*WHAT IS REQUIRED*
In your copy, include every line of the listing below exactly but none of the pictures.

# start of EXCERPTED DATA

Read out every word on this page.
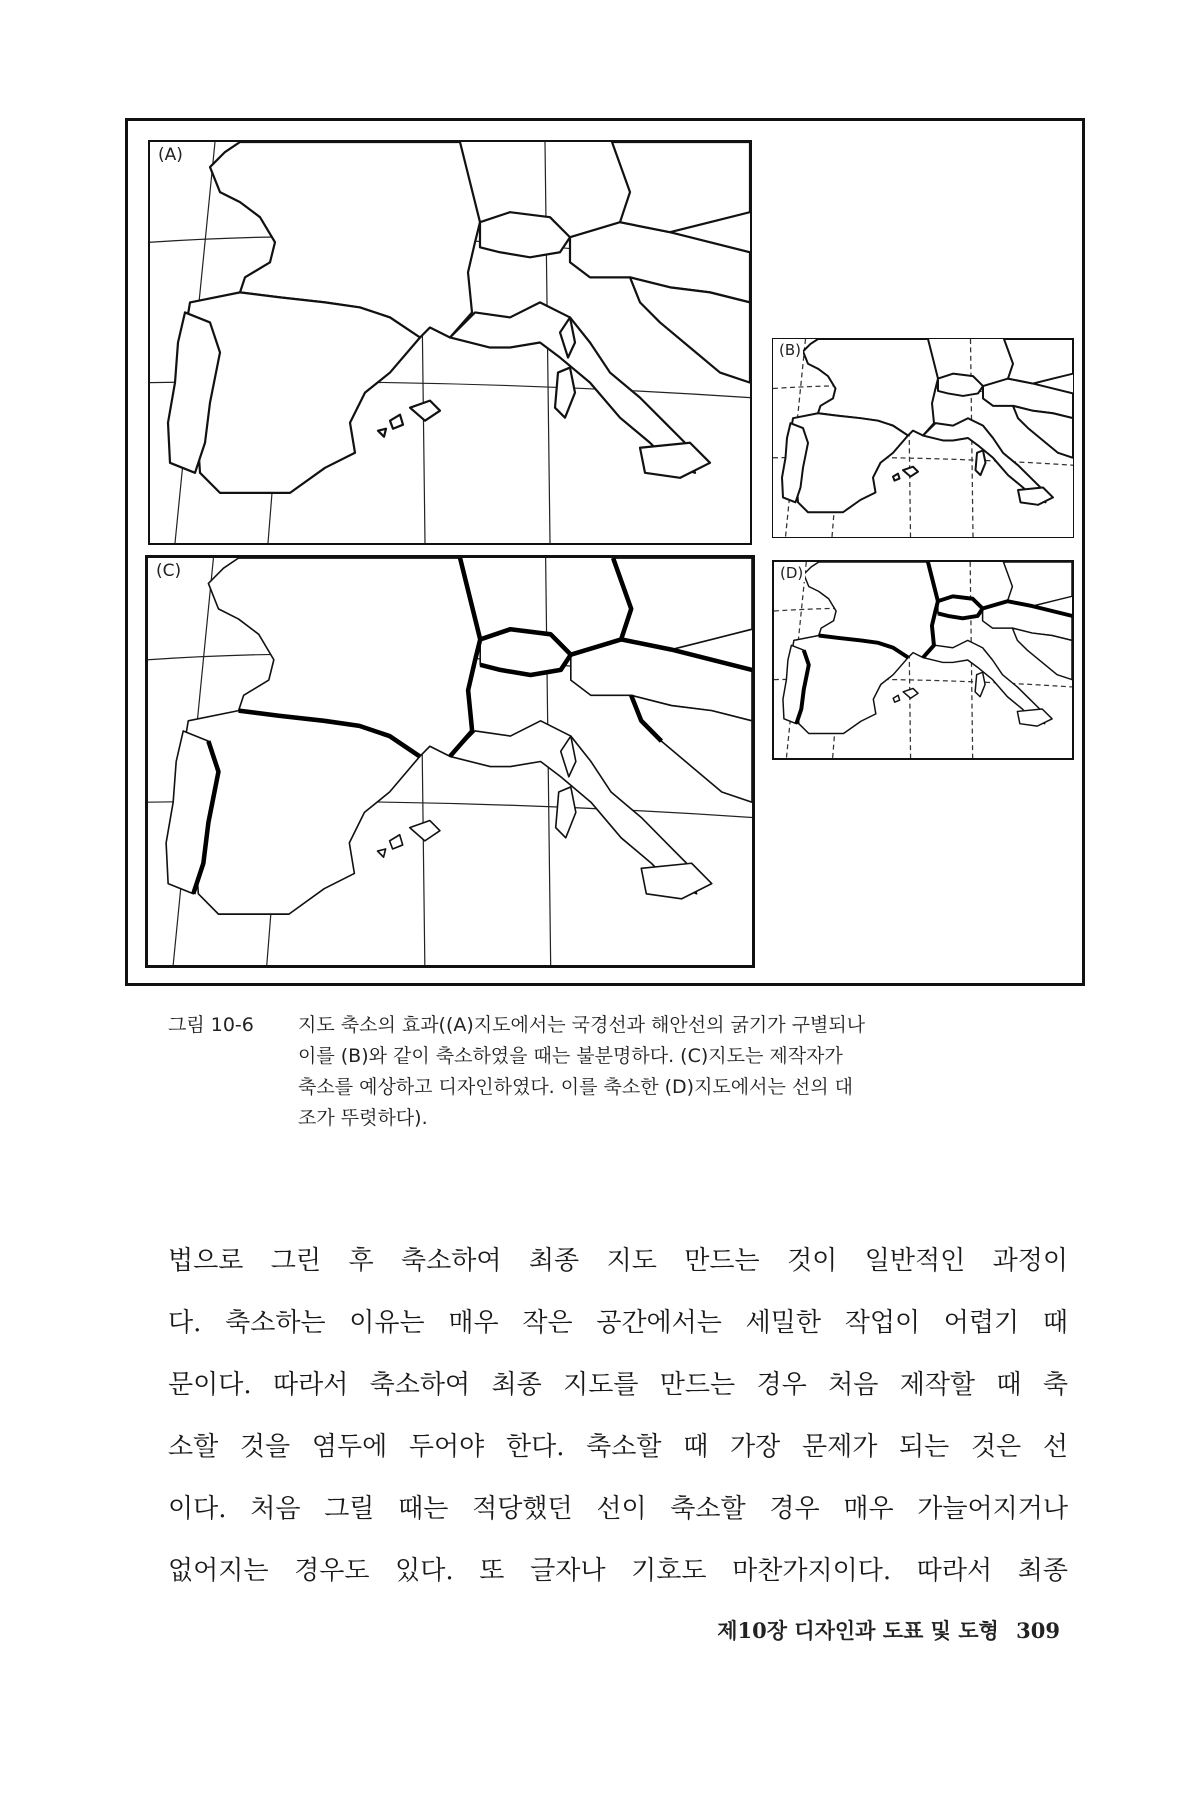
(A)
(B)
(C)	(D)
그림 10-6	지도 축소의 효과((A)지도에서는 국경선과 해안선의 굵기가 구별되나
이를 (B)와 같이 축소하였을 때는 불분명하다. (C)지도는 제작자가
축소를 예상하고 디자인하였다. 이를 축소한 (D)지도에서는 선의 대
조가 뚜렷하다).
법으로 그린 후 축소하여 최종 지도 만드는 것이 일반적인 과정이
다. 축소하는 이유는 매우 작은 공간에서는 세밀한 작업이 어렵기 때
문이다. 따라서 축소하여 최종 지도를 만드는 경우 처음 제작할 때 축
소할 것을 염두에 두어야 한다. 축소할 때 가장 문제가 되는 것은 선
이다. 처음 그릴 때는 적당했던 선이 축소할 경우 매우 가늘어지거나
없어지는 경우도 있다. 또 글자나 기호도 마찬가지이다. 따라서 최종
제10장 디자인과 도표 및 도형 309
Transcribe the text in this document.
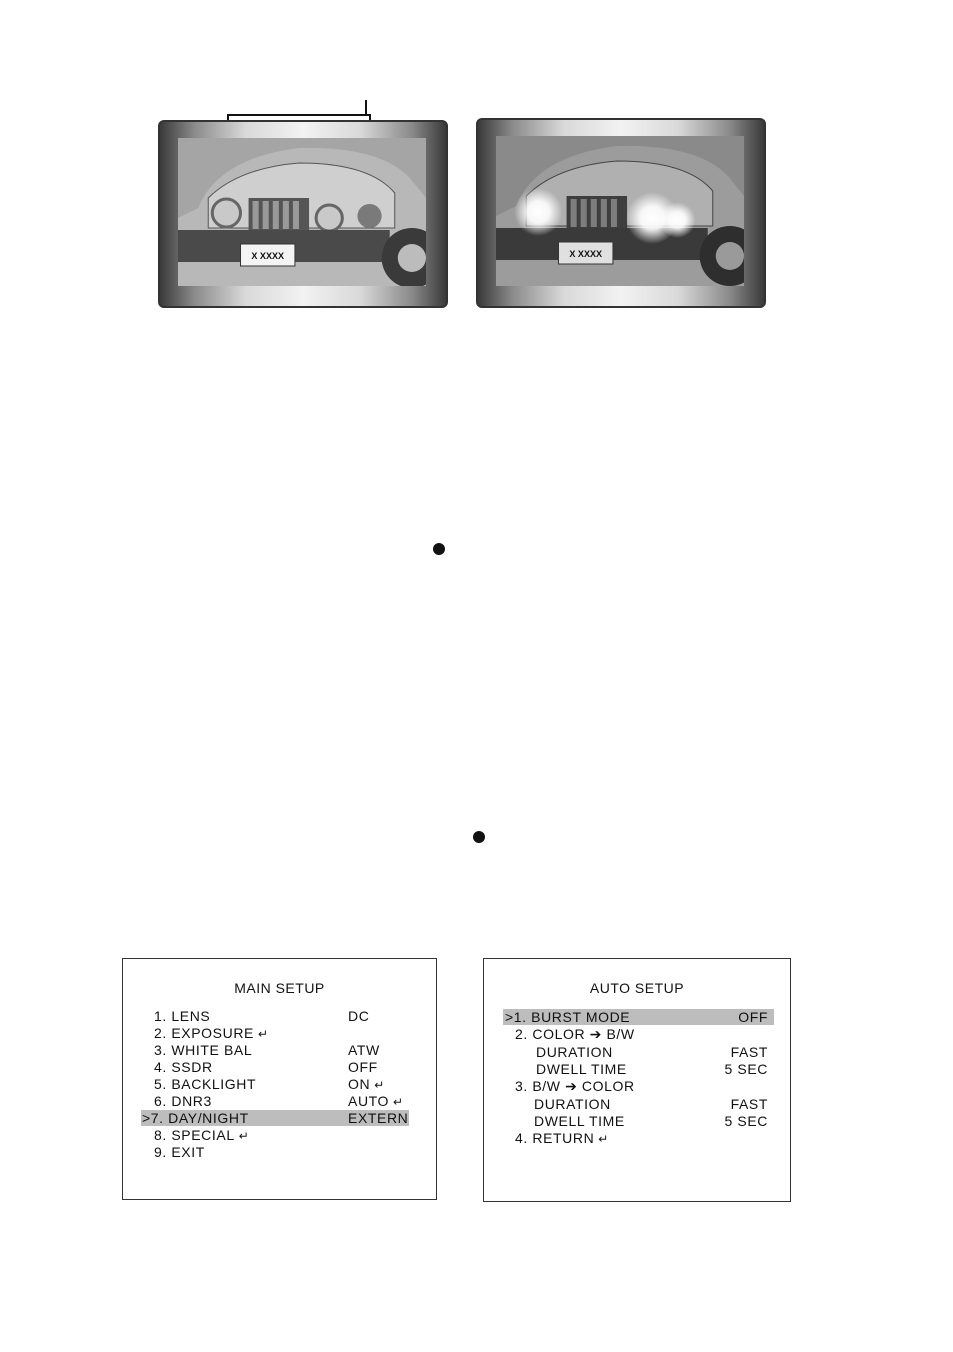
X XXXX	X XXXX
MAIN SETUP
1. LENS	DC
2. EXPOSURE ↵
3. WHITE BAL	ATW
4. SSDR	OFF
5. BACKLIGHT	ON ↵
6. DNR3	AUTO ↵
>7. DAY/NIGHT	EXTERN
8. SPECIAL ↵
9. EXIT
AUTO SETUP
>1. BURST MODE	OFF
2. COLOR ➔ B/W
DURATION	FAST
DWELL TIME	5 SEC
3. B/W ➔ COLOR
DURATION	FAST
DWELL TIME	5 SEC
4. RETURN ↵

# end of EXCERPTED DATA

*ANSWER TO THE PROBLEM*
Read out every word on this page.
(A)
(B)
(C)	(D)
그림 10-6	지도 축소의 효과((A)지도에서는 국경선과 해안선의 굵기가 구별되나
이를 (B)와 같이 축소하였을 때는 불분명하다. (C)지도는 제작자가
축소를 예상하고 디자인하였다. 이를 축소한 (D)지도에서는 선의 대
조가 뚜렷하다).
법으로 그린 후 축소하여 최종 지도 만드는 것이 일반적인 과정이
다. 축소하는 이유는 매우 작은 공간에서는 세밀한 작업이 어렵기 때
문이다. 따라서 축소하여 최종 지도를 만드는 경우 처음 제작할 때 축
소할 것을 염두에 두어야 한다. 축소할 때 가장 문제가 되는 것은 선
이다. 처음 그릴 때는 적당했던 선이 축소할 경우 매우 가늘어지거나
없어지는 경우도 있다. 또 글자나 기호도 마찬가지이다. 따라서 최종
제10장 디자인과 도표 및 도형 309
Transcribe the text in this document.
X XXXX	X XXXX
MAIN SETUP
1. LENS	DC
2. EXPOSURE ↵
3. WHITE BAL	ATW
4. SSDR	OFF
5. BACKLIGHT	ON ↵
6. DNR3	AUTO ↵
>7. DAY/NIGHT	EXTERN
8. SPECIAL ↵
9. EXIT
AUTO SETUP
>1. BURST MODE	OFF
2. COLOR ➔ B/W
DURATION	FAST
DWELL TIME	5 SEC
3. B/W ➔ COLOR
DURATION	FAST
DWELL TIME	5 SEC
4. RETURN ↵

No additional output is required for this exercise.